WRITTEN INSTRUCTION
Count the lines below that include the word "presidenciales" and write that number alone.

RECORDS TO USE
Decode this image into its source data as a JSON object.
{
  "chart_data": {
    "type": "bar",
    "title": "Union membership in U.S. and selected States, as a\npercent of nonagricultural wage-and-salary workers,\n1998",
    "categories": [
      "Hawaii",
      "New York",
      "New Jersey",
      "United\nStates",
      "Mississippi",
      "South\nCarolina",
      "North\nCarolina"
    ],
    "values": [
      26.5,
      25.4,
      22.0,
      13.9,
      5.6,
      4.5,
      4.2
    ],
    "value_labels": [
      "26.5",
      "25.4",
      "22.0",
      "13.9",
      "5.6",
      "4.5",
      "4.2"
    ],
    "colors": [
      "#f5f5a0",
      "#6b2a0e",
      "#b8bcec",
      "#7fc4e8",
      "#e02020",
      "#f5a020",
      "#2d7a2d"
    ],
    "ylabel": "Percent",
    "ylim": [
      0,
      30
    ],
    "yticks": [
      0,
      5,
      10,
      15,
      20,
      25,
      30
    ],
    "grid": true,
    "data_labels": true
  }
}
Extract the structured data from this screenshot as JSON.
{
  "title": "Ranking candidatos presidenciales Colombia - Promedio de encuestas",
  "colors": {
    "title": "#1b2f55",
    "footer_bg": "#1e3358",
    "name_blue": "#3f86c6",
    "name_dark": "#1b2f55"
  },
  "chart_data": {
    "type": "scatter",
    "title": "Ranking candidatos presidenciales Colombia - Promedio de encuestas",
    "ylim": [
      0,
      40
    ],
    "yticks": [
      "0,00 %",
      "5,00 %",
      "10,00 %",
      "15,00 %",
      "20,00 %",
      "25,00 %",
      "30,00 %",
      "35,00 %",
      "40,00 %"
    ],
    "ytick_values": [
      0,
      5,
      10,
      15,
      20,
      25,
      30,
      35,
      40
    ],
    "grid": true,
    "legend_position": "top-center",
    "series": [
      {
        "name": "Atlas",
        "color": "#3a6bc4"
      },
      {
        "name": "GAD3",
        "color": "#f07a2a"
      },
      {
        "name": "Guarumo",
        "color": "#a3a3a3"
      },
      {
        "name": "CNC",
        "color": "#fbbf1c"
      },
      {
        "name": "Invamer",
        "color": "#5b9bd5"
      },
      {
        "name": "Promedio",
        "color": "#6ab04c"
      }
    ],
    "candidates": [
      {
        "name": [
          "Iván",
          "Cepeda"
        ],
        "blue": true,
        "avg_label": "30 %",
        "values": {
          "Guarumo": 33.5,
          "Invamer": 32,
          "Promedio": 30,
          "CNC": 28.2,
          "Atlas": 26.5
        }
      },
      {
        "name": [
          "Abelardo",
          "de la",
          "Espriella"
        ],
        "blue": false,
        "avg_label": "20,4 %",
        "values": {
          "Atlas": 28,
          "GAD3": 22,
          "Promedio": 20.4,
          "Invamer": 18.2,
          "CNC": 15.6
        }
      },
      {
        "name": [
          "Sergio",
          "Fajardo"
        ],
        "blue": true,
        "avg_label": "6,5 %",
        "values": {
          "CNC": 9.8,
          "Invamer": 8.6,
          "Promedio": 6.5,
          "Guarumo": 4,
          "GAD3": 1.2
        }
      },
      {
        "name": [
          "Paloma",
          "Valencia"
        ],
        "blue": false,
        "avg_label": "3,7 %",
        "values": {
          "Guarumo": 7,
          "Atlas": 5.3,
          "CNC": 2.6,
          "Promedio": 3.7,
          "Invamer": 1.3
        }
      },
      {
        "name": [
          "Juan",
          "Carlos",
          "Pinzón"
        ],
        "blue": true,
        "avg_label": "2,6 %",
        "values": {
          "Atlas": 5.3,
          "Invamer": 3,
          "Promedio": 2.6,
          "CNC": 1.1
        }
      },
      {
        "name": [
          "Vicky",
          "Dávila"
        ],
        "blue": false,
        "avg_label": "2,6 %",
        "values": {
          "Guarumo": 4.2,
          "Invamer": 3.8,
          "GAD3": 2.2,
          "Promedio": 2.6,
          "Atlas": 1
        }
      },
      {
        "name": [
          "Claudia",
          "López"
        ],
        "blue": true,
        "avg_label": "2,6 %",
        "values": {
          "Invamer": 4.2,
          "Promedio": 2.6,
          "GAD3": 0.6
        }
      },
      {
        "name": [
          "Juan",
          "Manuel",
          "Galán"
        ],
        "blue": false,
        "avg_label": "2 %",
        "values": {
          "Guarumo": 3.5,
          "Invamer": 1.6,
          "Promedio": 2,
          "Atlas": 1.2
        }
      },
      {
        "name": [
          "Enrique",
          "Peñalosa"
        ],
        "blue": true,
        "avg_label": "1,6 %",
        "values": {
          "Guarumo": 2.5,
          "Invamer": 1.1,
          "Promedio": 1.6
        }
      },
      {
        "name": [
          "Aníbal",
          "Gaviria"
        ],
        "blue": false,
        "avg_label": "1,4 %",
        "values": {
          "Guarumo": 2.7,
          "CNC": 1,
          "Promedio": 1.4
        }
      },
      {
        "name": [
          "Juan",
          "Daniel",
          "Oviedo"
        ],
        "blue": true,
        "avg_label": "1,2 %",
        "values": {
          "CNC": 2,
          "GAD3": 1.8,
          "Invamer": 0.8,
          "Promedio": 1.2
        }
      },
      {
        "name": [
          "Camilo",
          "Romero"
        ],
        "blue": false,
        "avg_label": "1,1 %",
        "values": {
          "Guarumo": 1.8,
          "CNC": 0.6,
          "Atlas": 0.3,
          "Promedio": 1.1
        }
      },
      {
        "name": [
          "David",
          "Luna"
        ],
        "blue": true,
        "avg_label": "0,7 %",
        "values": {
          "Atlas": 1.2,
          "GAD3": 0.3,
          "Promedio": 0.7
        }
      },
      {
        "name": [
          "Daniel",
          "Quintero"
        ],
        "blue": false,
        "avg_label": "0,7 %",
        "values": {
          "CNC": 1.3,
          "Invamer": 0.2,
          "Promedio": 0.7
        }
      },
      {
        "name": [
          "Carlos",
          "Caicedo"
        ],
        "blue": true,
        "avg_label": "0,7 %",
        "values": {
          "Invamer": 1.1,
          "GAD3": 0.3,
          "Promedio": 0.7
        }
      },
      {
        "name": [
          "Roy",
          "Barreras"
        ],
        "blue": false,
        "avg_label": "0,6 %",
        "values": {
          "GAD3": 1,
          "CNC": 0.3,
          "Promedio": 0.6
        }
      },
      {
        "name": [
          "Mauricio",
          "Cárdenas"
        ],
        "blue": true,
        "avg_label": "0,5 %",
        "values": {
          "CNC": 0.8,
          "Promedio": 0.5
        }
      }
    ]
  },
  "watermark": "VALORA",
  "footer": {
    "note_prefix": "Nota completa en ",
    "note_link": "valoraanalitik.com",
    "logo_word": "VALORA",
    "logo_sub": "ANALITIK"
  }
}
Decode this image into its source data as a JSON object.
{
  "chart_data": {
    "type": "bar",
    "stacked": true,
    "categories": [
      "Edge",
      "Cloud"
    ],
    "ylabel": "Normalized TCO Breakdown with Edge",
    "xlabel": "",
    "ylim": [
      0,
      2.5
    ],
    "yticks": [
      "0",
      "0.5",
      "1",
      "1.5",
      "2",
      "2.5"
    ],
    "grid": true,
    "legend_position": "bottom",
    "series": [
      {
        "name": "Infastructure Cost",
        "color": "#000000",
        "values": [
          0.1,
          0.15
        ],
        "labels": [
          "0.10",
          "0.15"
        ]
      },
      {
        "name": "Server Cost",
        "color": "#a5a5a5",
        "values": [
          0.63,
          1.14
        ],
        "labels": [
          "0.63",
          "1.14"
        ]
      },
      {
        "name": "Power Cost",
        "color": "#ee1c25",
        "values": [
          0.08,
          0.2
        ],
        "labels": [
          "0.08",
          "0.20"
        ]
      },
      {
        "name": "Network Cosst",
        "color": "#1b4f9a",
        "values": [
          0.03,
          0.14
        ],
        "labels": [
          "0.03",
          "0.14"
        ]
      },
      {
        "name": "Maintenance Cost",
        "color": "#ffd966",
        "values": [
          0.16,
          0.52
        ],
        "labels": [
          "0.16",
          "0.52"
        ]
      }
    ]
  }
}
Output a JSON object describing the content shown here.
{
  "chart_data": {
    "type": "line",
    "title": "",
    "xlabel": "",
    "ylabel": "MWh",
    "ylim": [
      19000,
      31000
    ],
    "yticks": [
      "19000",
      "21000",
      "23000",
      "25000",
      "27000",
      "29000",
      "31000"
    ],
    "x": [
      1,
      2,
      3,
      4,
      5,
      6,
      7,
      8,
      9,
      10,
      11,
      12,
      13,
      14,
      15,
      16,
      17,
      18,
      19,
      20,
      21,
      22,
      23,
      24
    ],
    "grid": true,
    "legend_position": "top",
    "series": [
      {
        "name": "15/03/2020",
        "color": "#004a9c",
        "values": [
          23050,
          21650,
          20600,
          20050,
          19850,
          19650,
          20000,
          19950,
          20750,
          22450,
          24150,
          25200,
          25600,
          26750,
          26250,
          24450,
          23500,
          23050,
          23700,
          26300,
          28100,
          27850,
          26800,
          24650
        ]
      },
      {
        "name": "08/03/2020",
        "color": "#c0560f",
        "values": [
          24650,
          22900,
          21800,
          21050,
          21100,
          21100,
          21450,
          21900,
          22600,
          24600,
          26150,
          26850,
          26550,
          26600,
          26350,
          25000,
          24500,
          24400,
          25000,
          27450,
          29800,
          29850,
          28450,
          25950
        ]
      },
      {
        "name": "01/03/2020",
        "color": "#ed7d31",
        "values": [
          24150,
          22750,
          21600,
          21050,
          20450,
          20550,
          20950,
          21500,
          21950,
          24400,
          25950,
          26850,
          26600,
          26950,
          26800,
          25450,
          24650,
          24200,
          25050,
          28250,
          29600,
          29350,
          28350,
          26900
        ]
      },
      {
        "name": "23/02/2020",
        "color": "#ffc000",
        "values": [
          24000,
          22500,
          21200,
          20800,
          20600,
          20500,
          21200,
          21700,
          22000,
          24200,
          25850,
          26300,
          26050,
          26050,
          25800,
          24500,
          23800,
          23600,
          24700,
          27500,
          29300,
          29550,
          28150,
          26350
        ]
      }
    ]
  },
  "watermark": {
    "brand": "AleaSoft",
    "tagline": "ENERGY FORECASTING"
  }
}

WRITTEN RESPONSE
2